Reproduce the listing word for word. Skip any image.

Stored items from a collection
## start
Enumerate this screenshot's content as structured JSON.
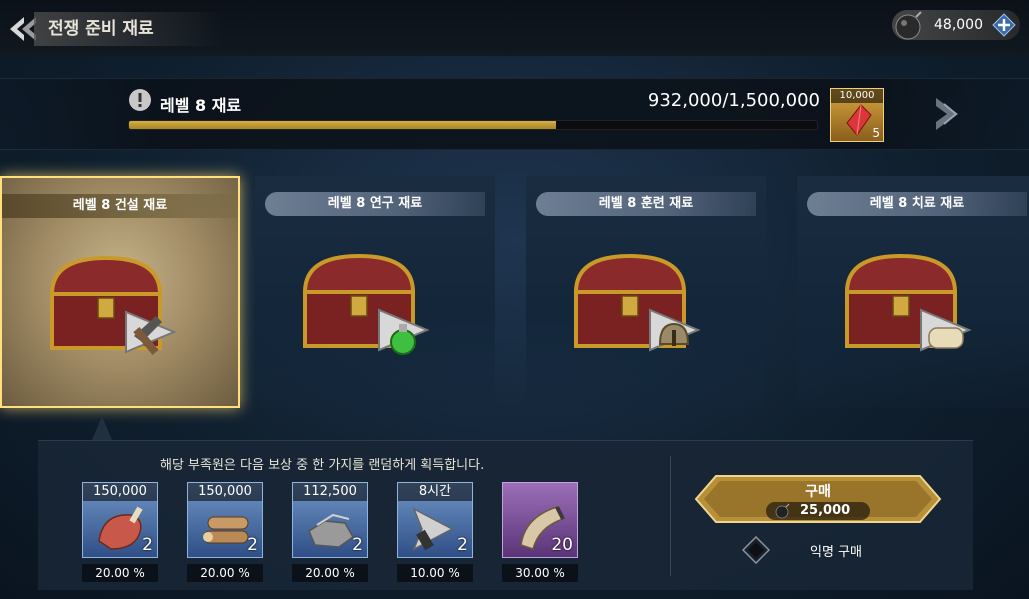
{
  "header": {
    "title": "전쟁 준비 재료"
  },
  "currency": {
    "amount": "48,000",
    "icon": "bomb-icon"
  },
  "level": {
    "title": "레벨 8 재료",
    "progress_text": "932,000/1,500,000",
    "progress": 0.621,
    "reward": {
      "top_value": "10,000",
      "qty": "5",
      "icon": "red-gem-icon"
    }
  },
  "cards": [
    {
      "label": "레벨 8 건설 재료",
      "selected": true,
      "icon": "hammer-icon"
    },
    {
      "label": "레벨 8 연구 재료",
      "selected": false,
      "icon": "potion-icon"
    },
    {
      "label": "레벨 8 훈련 재료",
      "selected": false,
      "icon": "helmet-icon"
    },
    {
      "label": "레벨 8 치료 재료",
      "selected": false,
      "icon": "scroll-icon"
    }
  ],
  "rewards_panel": {
    "description": "해당 부족원은 다음 보상 중 한 가지를 랜덤하게 획득합니다.",
    "items": [
      {
        "amount": "150,000",
        "qty": "2",
        "percent": "20.00 %",
        "icon": "meat-icon"
      },
      {
        "amount": "150,000",
        "qty": "2",
        "percent": "20.00 %",
        "icon": "wood-icon"
      },
      {
        "amount": "112,500",
        "qty": "2",
        "percent": "20.00 %",
        "icon": "stone-icon"
      },
      {
        "amount": "8시간",
        "qty": "2",
        "percent": "10.00 %",
        "icon": "speedup-icon"
      },
      {
        "amount": "",
        "qty": "20",
        "percent": "30.00 %",
        "icon": "horn-icon"
      }
    ]
  },
  "purchase": {
    "label": "구매",
    "price": "25,000",
    "anonymous_label": "익명 구매"
  },
  "colors": {
    "accent_gold": "#d8b04a",
    "rare_blue": "#2f4f86",
    "epic_purple": "#5a3478"
  }
}
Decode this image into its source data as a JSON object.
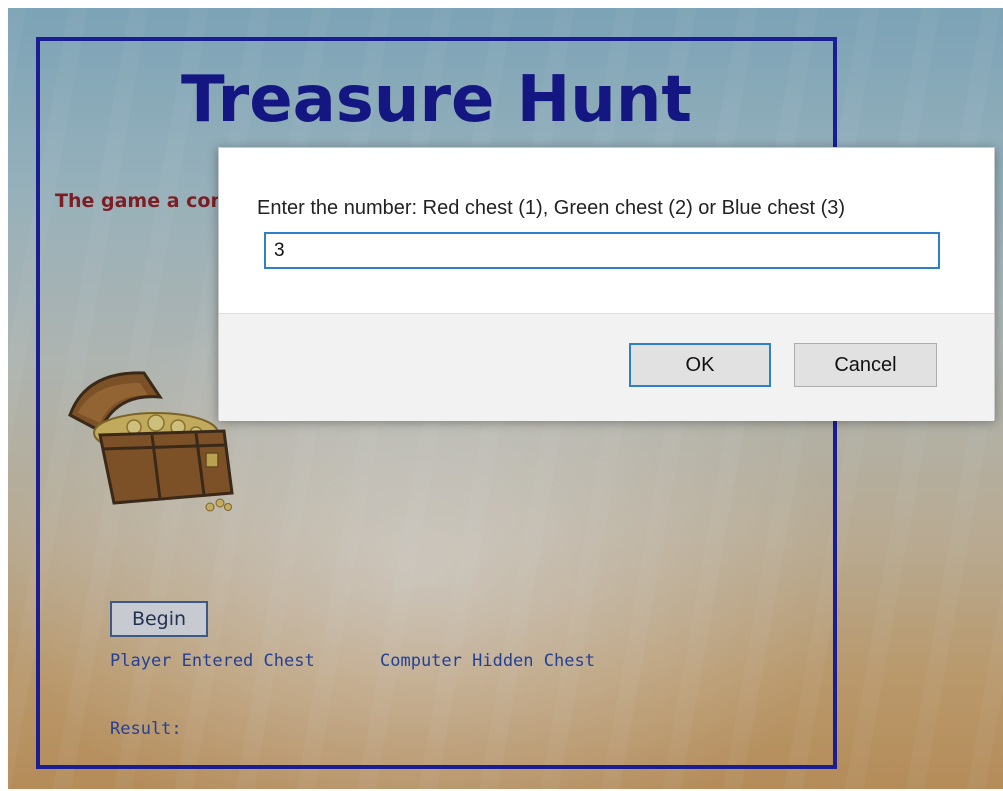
{
  "game": {
    "title": "Treasure Hunt",
    "intro": "The game a contains tre number tha hidden treas",
    "begin_label": "Begin",
    "player_label": "Player Entered Chest",
    "computer_label": "Computer Hidden Chest",
    "result_label": "Result:",
    "chest_image": "treasure-chest-icon"
  },
  "dialog": {
    "message": "Enter the number: Red chest (1), Green chest (2) or Blue chest (3)",
    "input_value": "3",
    "ok_label": "OK",
    "cancel_label": "Cancel"
  },
  "colors": {
    "title": "#0c0c86",
    "intro": "#8a1414",
    "frame_border": "#14149a",
    "labels": "#1e3ea0",
    "focus_accent": "#2e80c8"
  }
}
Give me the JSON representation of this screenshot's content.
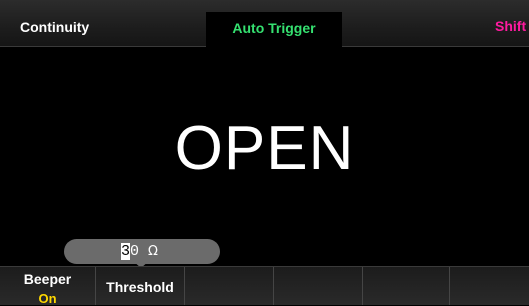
{
  "header": {
    "mode": "Continuity",
    "trigger": "Auto Trigger",
    "shift": "Shift"
  },
  "colors": {
    "trigger": "#35e070",
    "shift": "#ff1aa0",
    "softkey_value": "#ffd800"
  },
  "display": {
    "reading": "OPEN"
  },
  "threshold_editor": {
    "cursor_digit": "3",
    "rest_digits": "0",
    "unit": "Ω"
  },
  "softkeys": [
    {
      "label": "Beeper",
      "value": "On"
    },
    {
      "label": "Threshold",
      "value": ""
    },
    {
      "label": "",
      "value": ""
    },
    {
      "label": "",
      "value": ""
    },
    {
      "label": "",
      "value": ""
    },
    {
      "label": "",
      "value": ""
    }
  ]
}
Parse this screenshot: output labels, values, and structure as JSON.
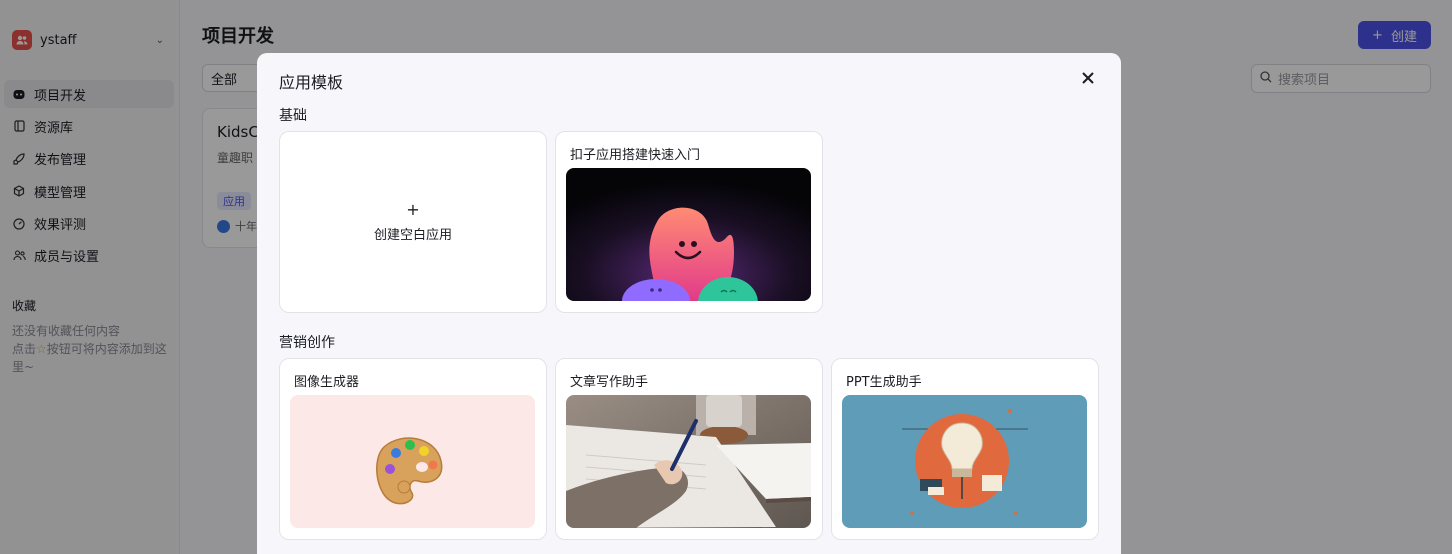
{
  "sidebar": {
    "workspace_name": "ystaff",
    "items": [
      {
        "label": "项目开发",
        "icon": "robot-icon"
      },
      {
        "label": "资源库",
        "icon": "library-icon"
      },
      {
        "label": "发布管理",
        "icon": "rocket-icon"
      },
      {
        "label": "模型管理",
        "icon": "cube-icon"
      },
      {
        "label": "效果评测",
        "icon": "gauge-icon"
      },
      {
        "label": "成员与设置",
        "icon": "people-icon"
      }
    ],
    "favorites_title": "收藏",
    "favorites_empty_line1": "还没有收藏任何内容",
    "favorites_empty_line2": "点击",
    "favorites_empty_line3": "按钮可将内容添加到这里~"
  },
  "main": {
    "title": "项目开发",
    "create_label": "创建",
    "filter_value": "全部",
    "search_placeholder": "搜索项目",
    "project": {
      "name": "KidsC",
      "desc": "童趣职",
      "tag": "应用",
      "owner": "十年"
    }
  },
  "modal": {
    "title": "应用模板",
    "sections": [
      {
        "title": "基础"
      },
      {
        "title": "营销创作"
      }
    ],
    "blank_label": "创建空白应用",
    "blank_plus": "+",
    "templates": [
      {
        "title": "扣子应用搭建快速入门"
      },
      {
        "title": "图像生成器"
      },
      {
        "title": "文章写作助手"
      },
      {
        "title": "PPT生成助手"
      }
    ]
  },
  "colors": {
    "accent": "#4d53e8",
    "workspace_avatar": "#e8504a",
    "palette_bg": "#fde8e8",
    "ppt_bg": "#5e9cb8"
  }
}
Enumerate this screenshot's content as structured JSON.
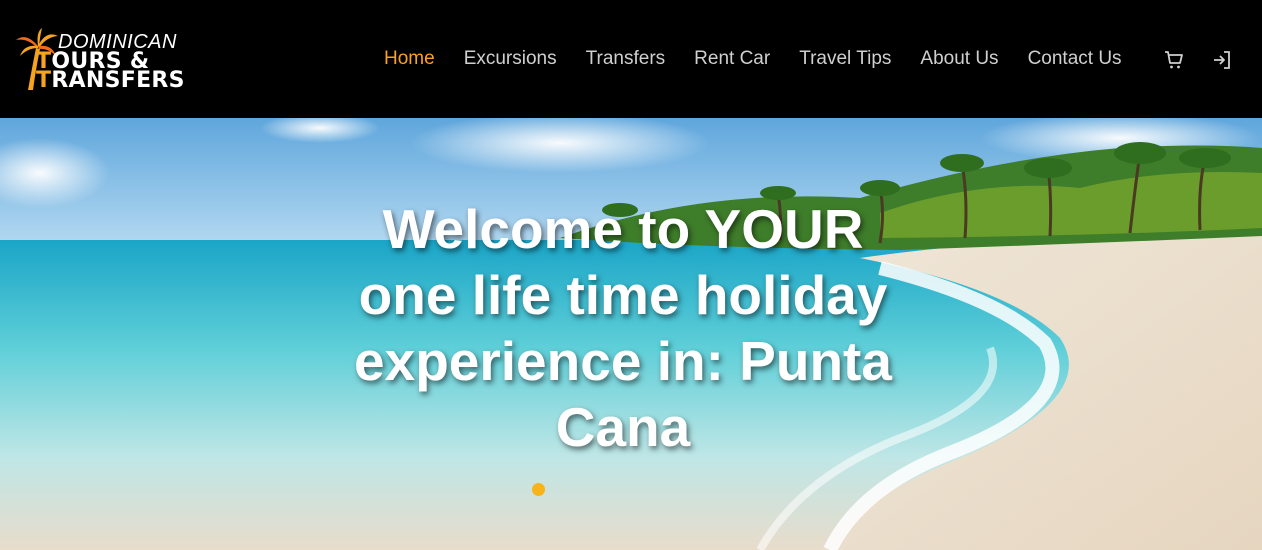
{
  "brand": {
    "line1": "DOMINICAN",
    "line2_accent": "T",
    "line2": "OURS &",
    "line3_accent": "T",
    "line3": "RANSFERS",
    "accent_color": "#f6a31e"
  },
  "nav": {
    "items": [
      {
        "label": "Home",
        "active": true
      },
      {
        "label": "Excursions",
        "active": false
      },
      {
        "label": "Transfers",
        "active": false
      },
      {
        "label": "Rent Car",
        "active": false
      },
      {
        "label": "Travel Tips",
        "active": false
      },
      {
        "label": "About Us",
        "active": false
      },
      {
        "label": "Contact Us",
        "active": false
      }
    ],
    "icons": [
      "cart-icon",
      "login-icon"
    ],
    "active_color": "#f6a31e"
  },
  "hero": {
    "title": "Welcome to YOUR one life time holiday experience in: Punta Cana",
    "slider_dot_color": "#f6b41a"
  }
}
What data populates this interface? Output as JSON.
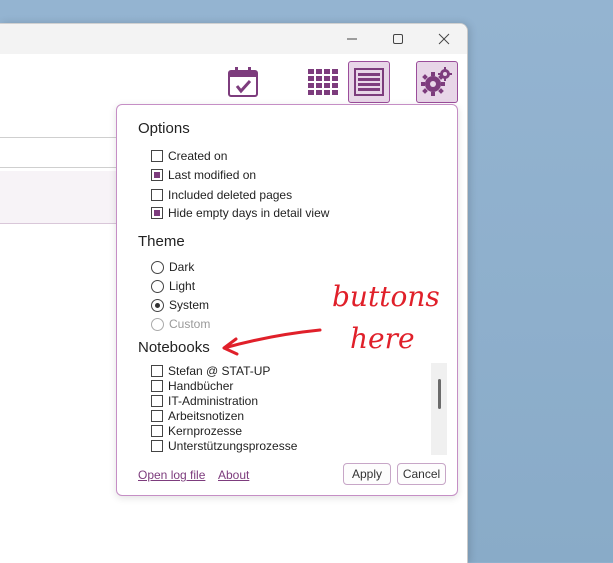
{
  "popup": {
    "options": {
      "title": "Options",
      "items": [
        {
          "label": "Created on",
          "checked": false
        },
        {
          "label": "Last modified on",
          "checked": true
        },
        {
          "label": "Included deleted pages",
          "checked": false
        },
        {
          "label": "Hide empty days in detail view",
          "checked": true
        }
      ]
    },
    "theme": {
      "title": "Theme",
      "items": [
        {
          "label": "Dark",
          "selected": false,
          "enabled": true
        },
        {
          "label": "Light",
          "selected": false,
          "enabled": true
        },
        {
          "label": "System",
          "selected": true,
          "enabled": true
        },
        {
          "label": "Custom",
          "selected": false,
          "enabled": false
        }
      ]
    },
    "notebooks": {
      "title": "Notebooks",
      "items": [
        {
          "label": "Stefan @ STAT-UP",
          "checked": false
        },
        {
          "label": "Handbücher",
          "checked": false
        },
        {
          "label": "IT-Administration",
          "checked": false
        },
        {
          "label": "Arbeitsnotizen",
          "checked": false
        },
        {
          "label": "Kernprozesse",
          "checked": false
        },
        {
          "label": "Unterstützungsprozesse",
          "checked": false
        }
      ]
    },
    "footer": {
      "open_log": "Open log file",
      "about": "About",
      "apply": "Apply",
      "cancel": "Cancel"
    }
  },
  "annotation": {
    "line1": "buttons",
    "line2": "here"
  },
  "colors": {
    "accent": "#7d3c7d",
    "accent_light": "#e8d6e8",
    "annotation": "#e0202a"
  },
  "icons": {
    "toolbar": [
      "calendar-check-icon",
      "grid-icon",
      "list-icon",
      "gear-icon"
    ],
    "window": [
      "minimize-icon",
      "maximize-icon",
      "close-icon"
    ]
  }
}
## end
### Task solution:
Enumerate this screenshot's content as structured JSON.
{
  "header": {
    "title": "전쟁 준비 재료"
  },
  "currency": {
    "amount": "48,000",
    "icon": "bomb-icon"
  },
  "level": {
    "title": "레벨 8 재료",
    "progress_text": "932,000/1,500,000",
    "progress": 0.621,
    "reward": {
      "top_value": "10,000",
      "qty": "5",
      "icon": "red-gem-icon"
    }
  },
  "cards": [
    {
      "label": "레벨 8 건설 재료",
      "selected": true,
      "icon": "hammer-icon"
    },
    {
      "label": "레벨 8 연구 재료",
      "selected": false,
      "icon": "potion-icon"
    },
    {
      "label": "레벨 8 훈련 재료",
      "selected": false,
      "icon": "helmet-icon"
    },
    {
      "label": "레벨 8 치료 재료",
      "selected": false,
      "icon": "scroll-icon"
    }
  ],
  "rewards_panel": {
    "description": "해당 부족원은 다음 보상 중 한 가지를 랜덤하게 획득합니다.",
    "items": [
      {
        "amount": "150,000",
        "qty": "2",
        "percent": "20.00 %",
        "icon": "meat-icon"
      },
      {
        "amount": "150,000",
        "qty": "2",
        "percent": "20.00 %",
        "icon": "wood-icon"
      },
      {
        "amount": "112,500",
        "qty": "2",
        "percent": "20.00 %",
        "icon": "stone-icon"
      },
      {
        "amount": "8시간",
        "qty": "2",
        "percent": "10.00 %",
        "icon": "speedup-icon"
      },
      {
        "amount": "",
        "qty": "20",
        "percent": "30.00 %",
        "icon": "horn-icon"
      }
    ]
  },
  "purchase": {
    "label": "구매",
    "price": "25,000",
    "anonymous_label": "익명 구매"
  },
  "colors": {
    "accent_gold": "#d8b04a",
    "rare_blue": "#2f4f86",
    "epic_purple": "#5a3478"
  }
}
Decode this image into its source data as a JSON object.
{
  "game": {
    "title": "Treasure Hunt",
    "intro": "The game a contains tre number tha hidden treas",
    "begin_label": "Begin",
    "player_label": "Player Entered Chest",
    "computer_label": "Computer Hidden Chest",
    "result_label": "Result:",
    "chest_image": "treasure-chest-icon"
  },
  "dialog": {
    "message": "Enter the number: Red chest (1), Green chest (2) or Blue chest (3)",
    "input_value": "3",
    "ok_label": "OK",
    "cancel_label": "Cancel"
  },
  "colors": {
    "title": "#0c0c86",
    "intro": "#8a1414",
    "frame_border": "#14149a",
    "labels": "#1e3ea0",
    "focus_accent": "#2e80c8"
  }
}
Give me the JSON representation of this screenshot's content.
{
  "header": {
    "mode": "Continuity",
    "trigger": "Auto Trigger",
    "shift": "Shift"
  },
  "colors": {
    "trigger": "#35e070",
    "shift": "#ff1aa0",
    "softkey_value": "#ffd800"
  },
  "display": {
    "reading": "OPEN"
  },
  "threshold_editor": {
    "cursor_digit": "3",
    "rest_digits": "0",
    "unit": "Ω"
  },
  "softkeys": [
    {
      "label": "Beeper",
      "value": "On"
    },
    {
      "label": "Threshold",
      "value": ""
    },
    {
      "label": "",
      "value": ""
    },
    {
      "label": "",
      "value": ""
    },
    {
      "label": "",
      "value": ""
    },
    {
      "label": "",
      "value": ""
    }
  ]
}
Parse this screenshot: output labels, values, and structure as JSON.
{
  "sidebar": {
    "workspace_name": "ystaff",
    "items": [
      {
        "label": "项目开发",
        "icon": "robot-icon"
      },
      {
        "label": "资源库",
        "icon": "library-icon"
      },
      {
        "label": "发布管理",
        "icon": "rocket-icon"
      },
      {
        "label": "模型管理",
        "icon": "cube-icon"
      },
      {
        "label": "效果评测",
        "icon": "gauge-icon"
      },
      {
        "label": "成员与设置",
        "icon": "people-icon"
      }
    ],
    "favorites_title": "收藏",
    "favorites_empty_line1": "还没有收藏任何内容",
    "favorites_empty_line2": "点击",
    "favorites_empty_line3": "按钮可将内容添加到这里~"
  },
  "main": {
    "title": "项目开发",
    "create_label": "创建",
    "filter_value": "全部",
    "search_placeholder": "搜索项目",
    "project": {
      "name": "KidsC",
      "desc": "童趣职",
      "tag": "应用",
      "owner": "十年"
    }
  },
  "modal": {
    "title": "应用模板",
    "sections": [
      {
        "title": "基础"
      },
      {
        "title": "营销创作"
      }
    ],
    "blank_label": "创建空白应用",
    "blank_plus": "+",
    "templates": [
      {
        "title": "扣子应用搭建快速入门"
      },
      {
        "title": "图像生成器"
      },
      {
        "title": "文章写作助手"
      },
      {
        "title": "PPT生成助手"
      }
    ]
  },
  "colors": {
    "accent": "#4d53e8",
    "workspace_avatar": "#e8504a",
    "palette_bg": "#fde8e8",
    "ppt_bg": "#5e9cb8"
  }
}
Enumerate this screenshot's content as structured JSON.
{
  "brand": {
    "line1": "DOMINICAN",
    "line2_accent": "T",
    "line2": "OURS &",
    "line3_accent": "T",
    "line3": "RANSFERS",
    "accent_color": "#f6a31e"
  },
  "nav": {
    "items": [
      {
        "label": "Home",
        "active": true
      },
      {
        "label": "Excursions",
        "active": false
      },
      {
        "label": "Transfers",
        "active": false
      },
      {
        "label": "Rent Car",
        "active": false
      },
      {
        "label": "Travel Tips",
        "active": false
      },
      {
        "label": "About Us",
        "active": false
      },
      {
        "label": "Contact Us",
        "active": false
      }
    ],
    "icons": [
      "cart-icon",
      "login-icon"
    ],
    "active_color": "#f6a31e"
  },
  "hero": {
    "title": "Welcome to YOUR one life time holiday experience in: Punta Cana",
    "slider_dot_color": "#f6b41a"
  }
}
What data populates this interface? Output as JSON.
{
  "popup": {
    "options": {
      "title": "Options",
      "items": [
        {
          "label": "Created on",
          "checked": false
        },
        {
          "label": "Last modified on",
          "checked": true
        },
        {
          "label": "Included deleted pages",
          "checked": false
        },
        {
          "label": "Hide empty days in detail view",
          "checked": true
        }
      ]
    },
    "theme": {
      "title": "Theme",
      "items": [
        {
          "label": "Dark",
          "selected": false,
          "enabled": true
        },
        {
          "label": "Light",
          "selected": false,
          "enabled": true
        },
        {
          "label": "System",
          "selected": true,
          "enabled": true
        },
        {
          "label": "Custom",
          "selected": false,
          "enabled": false
        }
      ]
    },
    "notebooks": {
      "title": "Notebooks",
      "items": [
        {
          "label": "Stefan @ STAT-UP",
          "checked": false
        },
        {
          "label": "Handbücher",
          "checked": false
        },
        {
          "label": "IT-Administration",
          "checked": false
        },
        {
          "label": "Arbeitsnotizen",
          "checked": false
        },
        {
          "label": "Kernprozesse",
          "checked": false
        },
        {
          "label": "Unterstützungsprozesse",
          "checked": false
        }
      ]
    },
    "footer": {
      "open_log": "Open log file",
      "about": "About",
      "apply": "Apply",
      "cancel": "Cancel"
    }
  },
  "annotation": {
    "line1": "buttons",
    "line2": "here"
  },
  "colors": {
    "accent": "#7d3c7d",
    "accent_light": "#e8d6e8",
    "annotation": "#e0202a"
  },
  "icons": {
    "toolbar": [
      "calendar-check-icon",
      "grid-icon",
      "list-icon",
      "gear-icon"
    ],
    "window": [
      "minimize-icon",
      "maximize-icon",
      "close-icon"
    ]
  }
}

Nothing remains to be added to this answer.